* [WHAT THE TASK ASKS]:
Here are some records. Copy each one exactly.

* [LISTING]:
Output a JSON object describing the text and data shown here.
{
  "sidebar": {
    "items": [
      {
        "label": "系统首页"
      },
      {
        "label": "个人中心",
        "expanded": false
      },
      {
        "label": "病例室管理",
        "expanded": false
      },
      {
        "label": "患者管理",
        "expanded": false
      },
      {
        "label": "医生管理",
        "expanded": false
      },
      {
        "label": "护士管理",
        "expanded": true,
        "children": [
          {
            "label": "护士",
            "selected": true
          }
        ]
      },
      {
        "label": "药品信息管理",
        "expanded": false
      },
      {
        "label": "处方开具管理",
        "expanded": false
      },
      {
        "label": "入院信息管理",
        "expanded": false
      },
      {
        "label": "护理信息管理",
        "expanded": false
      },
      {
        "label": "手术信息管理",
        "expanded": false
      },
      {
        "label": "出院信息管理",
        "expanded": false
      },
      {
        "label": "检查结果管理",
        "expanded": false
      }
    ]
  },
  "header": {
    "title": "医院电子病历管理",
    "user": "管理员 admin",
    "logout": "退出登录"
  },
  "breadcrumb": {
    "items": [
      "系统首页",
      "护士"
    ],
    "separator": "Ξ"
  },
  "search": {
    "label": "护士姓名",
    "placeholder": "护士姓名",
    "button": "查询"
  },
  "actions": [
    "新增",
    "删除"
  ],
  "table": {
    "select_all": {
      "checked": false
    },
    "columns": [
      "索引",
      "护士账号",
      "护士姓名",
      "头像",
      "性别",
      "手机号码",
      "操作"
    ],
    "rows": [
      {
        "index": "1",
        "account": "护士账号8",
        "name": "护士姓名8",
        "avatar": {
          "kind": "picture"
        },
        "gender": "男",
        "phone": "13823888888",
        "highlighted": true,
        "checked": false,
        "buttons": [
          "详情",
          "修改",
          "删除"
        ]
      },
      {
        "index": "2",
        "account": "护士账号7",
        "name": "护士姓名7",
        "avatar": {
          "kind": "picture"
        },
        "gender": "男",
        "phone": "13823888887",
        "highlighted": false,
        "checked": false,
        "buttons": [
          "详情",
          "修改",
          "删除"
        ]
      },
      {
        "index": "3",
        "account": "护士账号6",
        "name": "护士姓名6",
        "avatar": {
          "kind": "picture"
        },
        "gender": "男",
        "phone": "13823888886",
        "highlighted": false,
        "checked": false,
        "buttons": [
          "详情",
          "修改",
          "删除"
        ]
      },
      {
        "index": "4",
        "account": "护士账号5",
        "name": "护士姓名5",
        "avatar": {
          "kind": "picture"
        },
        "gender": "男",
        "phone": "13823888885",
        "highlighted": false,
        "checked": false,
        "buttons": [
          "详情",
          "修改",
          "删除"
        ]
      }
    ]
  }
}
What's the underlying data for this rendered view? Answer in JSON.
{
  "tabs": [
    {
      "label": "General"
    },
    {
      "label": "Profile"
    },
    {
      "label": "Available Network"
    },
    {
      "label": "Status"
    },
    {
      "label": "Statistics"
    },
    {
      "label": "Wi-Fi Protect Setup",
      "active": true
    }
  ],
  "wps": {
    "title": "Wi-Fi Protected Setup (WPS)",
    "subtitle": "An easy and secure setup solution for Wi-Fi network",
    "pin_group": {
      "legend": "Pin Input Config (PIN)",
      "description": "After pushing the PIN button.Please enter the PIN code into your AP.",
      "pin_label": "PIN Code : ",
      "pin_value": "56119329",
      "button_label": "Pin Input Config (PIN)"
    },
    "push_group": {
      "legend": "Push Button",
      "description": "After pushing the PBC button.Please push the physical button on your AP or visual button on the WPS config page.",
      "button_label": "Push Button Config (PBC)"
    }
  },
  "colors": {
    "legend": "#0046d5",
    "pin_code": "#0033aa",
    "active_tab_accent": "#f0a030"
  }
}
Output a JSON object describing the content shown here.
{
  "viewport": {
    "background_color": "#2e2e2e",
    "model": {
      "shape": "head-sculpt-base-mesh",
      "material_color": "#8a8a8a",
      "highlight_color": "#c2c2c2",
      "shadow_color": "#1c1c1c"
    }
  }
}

* [TASK OUTPUT]:
Output a JSON object describing the text and data shown here.
{
  "sidebar": {
    "items": [
      {
        "label": "系统首页"
      },
      {
        "label": "个人中心",
        "expanded": false
      },
      {
        "label": "病例室管理",
        "expanded": false
      },
      {
        "label": "患者管理",
        "expanded": false
      },
      {
        "label": "医生管理",
        "expanded": false
      },
      {
        "label": "护士管理",
        "expanded": true,
        "children": [
          {
            "label": "护士",
            "selected": true
          }
        ]
      },
      {
        "label": "药品信息管理",
        "expanded": false
      },
      {
        "label": "处方开具管理",
        "expanded": false
      },
      {
        "label": "入院信息管理",
        "expanded": false
      },
      {
        "label": "护理信息管理",
        "expanded": false
      },
      {
        "label": "手术信息管理",
        "expanded": false
      },
      {
        "label": "出院信息管理",
        "expanded": false
      },
      {
        "label": "检查结果管理",
        "expanded": false
      }
    ]
  },
  "header": {
    "title": "医院电子病历管理",
    "user": "管理员 admin",
    "logout": "退出登录"
  },
  "breadcrumb": {
    "items": [
      "系统首页",
      "护士"
    ],
    "separator": "Ξ"
  },
  "search": {
    "label": "护士姓名",
    "placeholder": "护士姓名",
    "button": "查询"
  },
  "actions": [
    "新增",
    "删除"
  ],
  "table": {
    "select_all": {
      "checked": false
    },
    "columns": [
      "索引",
      "护士账号",
      "护士姓名",
      "头像",
      "性别",
      "手机号码",
      "操作"
    ],
    "rows": [
      {
        "index": "1",
        "account": "护士账号8",
        "name": "护士姓名8",
        "avatar": {
          "kind": "picture"
        },
        "gender": "男",
        "phone": "13823888888",
        "highlighted": true,
        "checked": false,
        "buttons": [
          "详情",
          "修改",
          "删除"
        ]
      },
      {
        "index": "2",
        "account": "护士账号7",
        "name": "护士姓名7",
        "avatar": {
          "kind": "picture"
        },
        "gender": "男",
        "phone": "13823888887",
        "highlighted": false,
        "checked": false,
        "buttons": [
          "详情",
          "修改",
          "删除"
        ]
      },
      {
        "index": "3",
        "account": "护士账号6",
        "name": "护士姓名6",
        "avatar": {
          "kind": "picture"
        },
        "gender": "男",
        "phone": "13823888886",
        "highlighted": false,
        "checked": false,
        "buttons": [
          "详情",
          "修改",
          "删除"
        ]
      },
      {
        "index": "4",
        "account": "护士账号5",
        "name": "护士姓名5",
        "avatar": {
          "kind": "picture"
        },
        "gender": "男",
        "phone": "13823888885",
        "highlighted": false,
        "checked": false,
        "buttons": [
          "详情",
          "修改",
          "删除"
        ]
      }
    ]
  }
}
What's the underlying data for this rendered view? Answer in JSON.
{
  "tabs": [
    {
      "label": "General"
    },
    {
      "label": "Profile"
    },
    {
      "label": "Available Network"
    },
    {
      "label": "Status"
    },
    {
      "label": "Statistics"
    },
    {
      "label": "Wi-Fi Protect Setup",
      "active": true
    }
  ],
  "wps": {
    "title": "Wi-Fi Protected Setup (WPS)",
    "subtitle": "An easy and secure setup solution for Wi-Fi network",
    "pin_group": {
      "legend": "Pin Input Config (PIN)",
      "description": "After pushing the PIN button.Please enter the PIN code into your AP.",
      "pin_label": "PIN Code : ",
      "pin_value": "56119329",
      "button_label": "Pin Input Config (PIN)"
    },
    "push_group": {
      "legend": "Push Button",
      "description": "After pushing the PBC button.Please push the physical button on your AP or visual button on the WPS config page.",
      "button_label": "Push Button Config (PBC)"
    }
  },
  "colors": {
    "legend": "#0046d5",
    "pin_code": "#0033aa",
    "active_tab_accent": "#f0a030"
  }
}
Output a JSON object describing the content shown here.
{
  "viewport": {
    "background_color": "#2e2e2e",
    "model": {
      "shape": "head-sculpt-base-mesh",
      "material_color": "#8a8a8a",
      "highlight_color": "#c2c2c2",
      "shadow_color": "#1c1c1c"
    }
  }
}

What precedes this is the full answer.